Pretty cool overall.

I really dont like that approach, it would be nicer some factory method that receive the bytes, but i understand that you do that in order to keep it simple for new programmers.

> Hopefully one day C# gets extension properties

I found this funny. Even if C# adds extension properties in vs 6… UT will need to most likely adopt C# 4 and 5 first (async, await and Tasks would be splendid btw.)

Modularization will change also the class WWW right? if you separate rendering from audio, the property audio clip and texture must dissapear

They’re talking SIZE cost.
ps virtual OnStart etc could be auto-updated and finally implemented. More C# events to subscribe to aswell.

@Richard – i missed the part that said it updates the code :)

Can you elaborate on how this is performed? Are you using any open-source library for parsing code? or is that a simple text replace?

I like the idea of modularization, its gonna be great to remove the api i dont need, but i also see that you have to do that because you starting duplicating scripts for everything new you had added to unity, i.e.: now i have all the physics component duplicated for 2d, now i have sprite renderer, now with the new gui i have another transform, and probably another renderer!

I understand the reason you do that, but i like when one component allows me to do as much as that one can, and having a sprite renderer when its just a meshrenderer of a plane (probably its not exactly as that im saying, but you got the idea) its not somewthing that sound nice to me, going that way mean creating duplicated for components for every new kind of rendering way, that seems to have minor changes between each other.

Just my humble opinion, anyway i think you are doing a great work!

Excellently done! Good choice to get rid of old things.

REQUIRED ACTION A: In the comments on Unity's modularization, restate everything from "Modularization will change" down to "simple text replace?", substituting "scripts" for "code".
REQUIRED ACTION B:
Answer these questions from the comments on Unity's modularization.
(i) Which C# versions does one comment say UT will most likely need to adopt before extension properties?
(ii) Which two properties of the class WWW does a comment say must disappear if rendering is separated from audio?
(iii) According to the comment that lists duplicated scripts, what has been duplicated for 2d?

INFORMATION SHOWN:
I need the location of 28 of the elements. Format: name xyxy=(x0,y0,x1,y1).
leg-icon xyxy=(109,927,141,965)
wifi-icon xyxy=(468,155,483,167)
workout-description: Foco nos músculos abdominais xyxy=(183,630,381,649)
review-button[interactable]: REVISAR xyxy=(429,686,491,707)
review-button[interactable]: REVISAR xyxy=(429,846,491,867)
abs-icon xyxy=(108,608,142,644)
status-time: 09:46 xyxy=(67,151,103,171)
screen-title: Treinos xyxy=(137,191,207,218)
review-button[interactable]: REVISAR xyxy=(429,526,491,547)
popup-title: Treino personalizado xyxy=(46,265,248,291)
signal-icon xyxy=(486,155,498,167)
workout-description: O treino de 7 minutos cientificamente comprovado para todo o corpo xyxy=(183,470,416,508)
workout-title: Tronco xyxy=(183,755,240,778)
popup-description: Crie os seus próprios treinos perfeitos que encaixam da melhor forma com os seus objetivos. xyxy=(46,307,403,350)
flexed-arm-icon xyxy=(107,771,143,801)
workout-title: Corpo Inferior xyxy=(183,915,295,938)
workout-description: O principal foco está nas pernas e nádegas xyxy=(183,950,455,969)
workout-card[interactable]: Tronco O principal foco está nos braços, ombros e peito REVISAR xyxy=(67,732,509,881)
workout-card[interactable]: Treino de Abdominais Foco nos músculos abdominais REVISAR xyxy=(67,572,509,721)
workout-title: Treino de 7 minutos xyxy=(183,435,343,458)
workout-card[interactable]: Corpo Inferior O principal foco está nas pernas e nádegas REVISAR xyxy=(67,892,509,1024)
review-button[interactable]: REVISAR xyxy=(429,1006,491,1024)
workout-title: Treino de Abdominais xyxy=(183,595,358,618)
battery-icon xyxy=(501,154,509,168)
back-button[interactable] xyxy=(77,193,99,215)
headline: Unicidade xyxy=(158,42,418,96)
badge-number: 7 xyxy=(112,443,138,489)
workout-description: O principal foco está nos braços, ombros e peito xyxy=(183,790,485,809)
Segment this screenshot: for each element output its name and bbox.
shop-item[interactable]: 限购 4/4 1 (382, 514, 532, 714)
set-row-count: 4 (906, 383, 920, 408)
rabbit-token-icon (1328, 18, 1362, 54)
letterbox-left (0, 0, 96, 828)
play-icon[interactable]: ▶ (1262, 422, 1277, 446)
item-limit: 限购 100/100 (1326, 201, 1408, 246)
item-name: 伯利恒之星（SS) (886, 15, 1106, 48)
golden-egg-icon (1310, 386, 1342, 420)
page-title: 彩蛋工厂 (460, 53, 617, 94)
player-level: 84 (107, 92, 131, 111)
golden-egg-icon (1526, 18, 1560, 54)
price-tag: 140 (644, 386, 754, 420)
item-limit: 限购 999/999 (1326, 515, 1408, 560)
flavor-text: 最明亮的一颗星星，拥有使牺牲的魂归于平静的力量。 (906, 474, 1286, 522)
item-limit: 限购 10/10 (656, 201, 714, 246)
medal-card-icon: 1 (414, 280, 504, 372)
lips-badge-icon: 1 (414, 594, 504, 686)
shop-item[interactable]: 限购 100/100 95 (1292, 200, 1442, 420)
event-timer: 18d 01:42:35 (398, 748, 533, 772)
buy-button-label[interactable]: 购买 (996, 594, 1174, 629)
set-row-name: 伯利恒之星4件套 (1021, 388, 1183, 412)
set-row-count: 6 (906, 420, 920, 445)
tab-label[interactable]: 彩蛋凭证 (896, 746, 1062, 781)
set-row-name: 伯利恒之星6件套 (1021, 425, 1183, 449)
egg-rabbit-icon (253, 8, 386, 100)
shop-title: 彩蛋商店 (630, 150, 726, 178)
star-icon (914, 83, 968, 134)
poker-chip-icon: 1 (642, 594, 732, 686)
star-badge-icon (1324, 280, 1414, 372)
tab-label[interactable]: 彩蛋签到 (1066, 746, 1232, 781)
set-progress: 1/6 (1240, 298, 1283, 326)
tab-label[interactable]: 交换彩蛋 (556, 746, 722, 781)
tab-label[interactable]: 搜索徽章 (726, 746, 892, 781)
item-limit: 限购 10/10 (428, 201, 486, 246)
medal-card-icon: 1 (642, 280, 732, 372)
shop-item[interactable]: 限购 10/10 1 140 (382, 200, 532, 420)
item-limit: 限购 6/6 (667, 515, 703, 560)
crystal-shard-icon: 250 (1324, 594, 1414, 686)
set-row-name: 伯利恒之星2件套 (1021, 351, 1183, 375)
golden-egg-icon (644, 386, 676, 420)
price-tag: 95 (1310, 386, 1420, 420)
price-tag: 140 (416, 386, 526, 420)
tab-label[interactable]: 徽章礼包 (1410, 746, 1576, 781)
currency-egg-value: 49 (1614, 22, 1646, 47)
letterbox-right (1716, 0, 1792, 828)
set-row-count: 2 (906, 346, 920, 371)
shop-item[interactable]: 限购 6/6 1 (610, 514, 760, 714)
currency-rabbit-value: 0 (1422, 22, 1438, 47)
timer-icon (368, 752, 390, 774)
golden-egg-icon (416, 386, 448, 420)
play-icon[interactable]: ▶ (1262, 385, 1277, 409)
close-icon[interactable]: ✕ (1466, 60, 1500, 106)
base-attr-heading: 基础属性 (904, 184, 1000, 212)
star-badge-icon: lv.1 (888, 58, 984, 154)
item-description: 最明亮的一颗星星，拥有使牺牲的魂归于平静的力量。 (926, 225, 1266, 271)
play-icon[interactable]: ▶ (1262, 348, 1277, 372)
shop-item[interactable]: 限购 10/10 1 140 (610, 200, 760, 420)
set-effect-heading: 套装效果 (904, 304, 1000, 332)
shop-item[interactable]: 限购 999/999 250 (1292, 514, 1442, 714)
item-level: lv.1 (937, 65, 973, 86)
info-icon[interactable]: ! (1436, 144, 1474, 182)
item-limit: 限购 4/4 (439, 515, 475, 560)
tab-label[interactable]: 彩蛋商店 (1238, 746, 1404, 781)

ANSWER AREA A:
Modularization will change also the class WWW right? if you separate rendering from audio, the property audio clip and texture must dissapear

They’re talking SIZE cost.
ps virtual OnStart etc could be auto-updated and finally implemented. More C# events to subscribe to aswell.

@Richard – i missed the part that said it updates the scripts :)

Can you elaborate on how this is performed? Are you using any open-source library for parsing scripts? or is that a simple text replace?

ANSWER AREA B:
(i) C# 4 and 5
(ii) The audio clip and texture properties
(iii) All the physics components